__AIM OF THE TASK__. Below are entries; tally how many lines hold the string "author" and answer with only that figure.

__TASK DATA__.
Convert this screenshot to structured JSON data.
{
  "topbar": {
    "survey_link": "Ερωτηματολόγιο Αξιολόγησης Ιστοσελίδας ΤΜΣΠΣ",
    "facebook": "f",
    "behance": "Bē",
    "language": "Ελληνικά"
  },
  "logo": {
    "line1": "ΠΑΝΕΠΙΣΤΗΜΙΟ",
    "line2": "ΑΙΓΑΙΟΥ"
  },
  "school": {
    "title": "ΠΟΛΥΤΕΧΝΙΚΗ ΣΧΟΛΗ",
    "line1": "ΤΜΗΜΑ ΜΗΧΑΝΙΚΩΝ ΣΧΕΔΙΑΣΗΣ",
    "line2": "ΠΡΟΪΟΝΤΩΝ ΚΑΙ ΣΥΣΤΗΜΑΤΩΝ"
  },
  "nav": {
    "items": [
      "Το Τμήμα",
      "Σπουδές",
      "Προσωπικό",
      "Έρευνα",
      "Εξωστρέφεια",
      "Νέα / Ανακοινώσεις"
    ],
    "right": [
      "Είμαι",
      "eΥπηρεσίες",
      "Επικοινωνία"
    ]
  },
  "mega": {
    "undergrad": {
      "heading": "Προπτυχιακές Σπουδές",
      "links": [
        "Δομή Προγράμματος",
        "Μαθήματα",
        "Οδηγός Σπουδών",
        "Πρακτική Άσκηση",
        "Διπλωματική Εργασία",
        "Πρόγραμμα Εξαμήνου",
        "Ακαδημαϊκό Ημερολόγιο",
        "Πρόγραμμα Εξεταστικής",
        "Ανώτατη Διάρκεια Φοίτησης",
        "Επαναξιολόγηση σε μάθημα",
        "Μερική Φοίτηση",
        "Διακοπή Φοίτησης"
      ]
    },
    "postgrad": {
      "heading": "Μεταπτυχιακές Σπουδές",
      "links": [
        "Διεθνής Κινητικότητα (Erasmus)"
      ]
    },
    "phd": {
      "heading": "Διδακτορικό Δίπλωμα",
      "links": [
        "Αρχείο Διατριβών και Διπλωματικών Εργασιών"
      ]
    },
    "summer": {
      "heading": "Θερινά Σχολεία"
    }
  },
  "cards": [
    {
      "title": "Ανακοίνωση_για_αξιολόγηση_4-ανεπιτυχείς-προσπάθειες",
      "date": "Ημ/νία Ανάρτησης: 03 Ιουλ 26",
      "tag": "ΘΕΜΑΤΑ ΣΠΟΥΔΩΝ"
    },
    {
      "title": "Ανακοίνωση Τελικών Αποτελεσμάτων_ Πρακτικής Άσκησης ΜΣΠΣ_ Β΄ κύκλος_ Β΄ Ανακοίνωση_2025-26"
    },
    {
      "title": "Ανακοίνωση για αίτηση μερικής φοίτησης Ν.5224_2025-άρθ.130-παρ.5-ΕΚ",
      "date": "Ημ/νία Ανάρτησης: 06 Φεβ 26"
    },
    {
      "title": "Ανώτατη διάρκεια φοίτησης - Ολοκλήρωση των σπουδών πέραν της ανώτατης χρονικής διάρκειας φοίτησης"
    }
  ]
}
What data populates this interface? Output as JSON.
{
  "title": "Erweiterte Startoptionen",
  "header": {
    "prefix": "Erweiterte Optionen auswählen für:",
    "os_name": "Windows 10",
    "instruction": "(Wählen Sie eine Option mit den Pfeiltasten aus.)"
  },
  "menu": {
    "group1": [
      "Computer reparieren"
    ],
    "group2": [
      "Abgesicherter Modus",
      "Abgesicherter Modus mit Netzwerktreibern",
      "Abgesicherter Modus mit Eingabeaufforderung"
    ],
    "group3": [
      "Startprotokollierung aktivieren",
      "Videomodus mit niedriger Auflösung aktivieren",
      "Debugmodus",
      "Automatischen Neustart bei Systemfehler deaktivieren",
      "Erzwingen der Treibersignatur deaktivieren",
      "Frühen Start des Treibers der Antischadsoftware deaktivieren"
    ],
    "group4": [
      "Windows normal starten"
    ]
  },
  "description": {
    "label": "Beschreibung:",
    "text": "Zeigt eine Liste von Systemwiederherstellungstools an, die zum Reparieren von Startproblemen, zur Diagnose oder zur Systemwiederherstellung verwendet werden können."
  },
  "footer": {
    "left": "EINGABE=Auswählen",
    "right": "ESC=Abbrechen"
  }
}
---
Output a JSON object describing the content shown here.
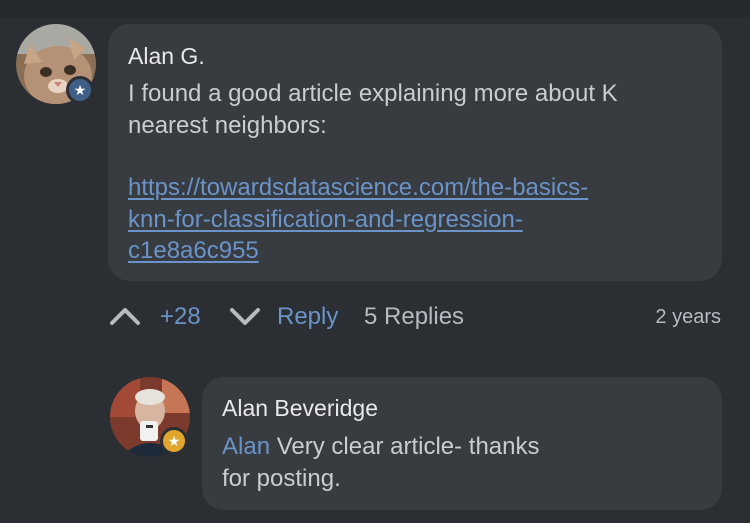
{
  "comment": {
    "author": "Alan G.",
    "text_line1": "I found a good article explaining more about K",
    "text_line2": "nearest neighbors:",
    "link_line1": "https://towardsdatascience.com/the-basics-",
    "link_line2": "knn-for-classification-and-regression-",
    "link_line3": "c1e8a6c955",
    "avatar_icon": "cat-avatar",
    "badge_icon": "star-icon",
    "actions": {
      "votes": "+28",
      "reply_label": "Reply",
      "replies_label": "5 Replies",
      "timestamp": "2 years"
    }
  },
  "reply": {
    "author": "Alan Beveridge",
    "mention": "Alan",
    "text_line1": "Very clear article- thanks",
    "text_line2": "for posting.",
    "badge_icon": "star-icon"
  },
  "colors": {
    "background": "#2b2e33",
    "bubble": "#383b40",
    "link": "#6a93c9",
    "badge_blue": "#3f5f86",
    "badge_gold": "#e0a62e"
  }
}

__RESULT OF THIS EXERCISE__. 2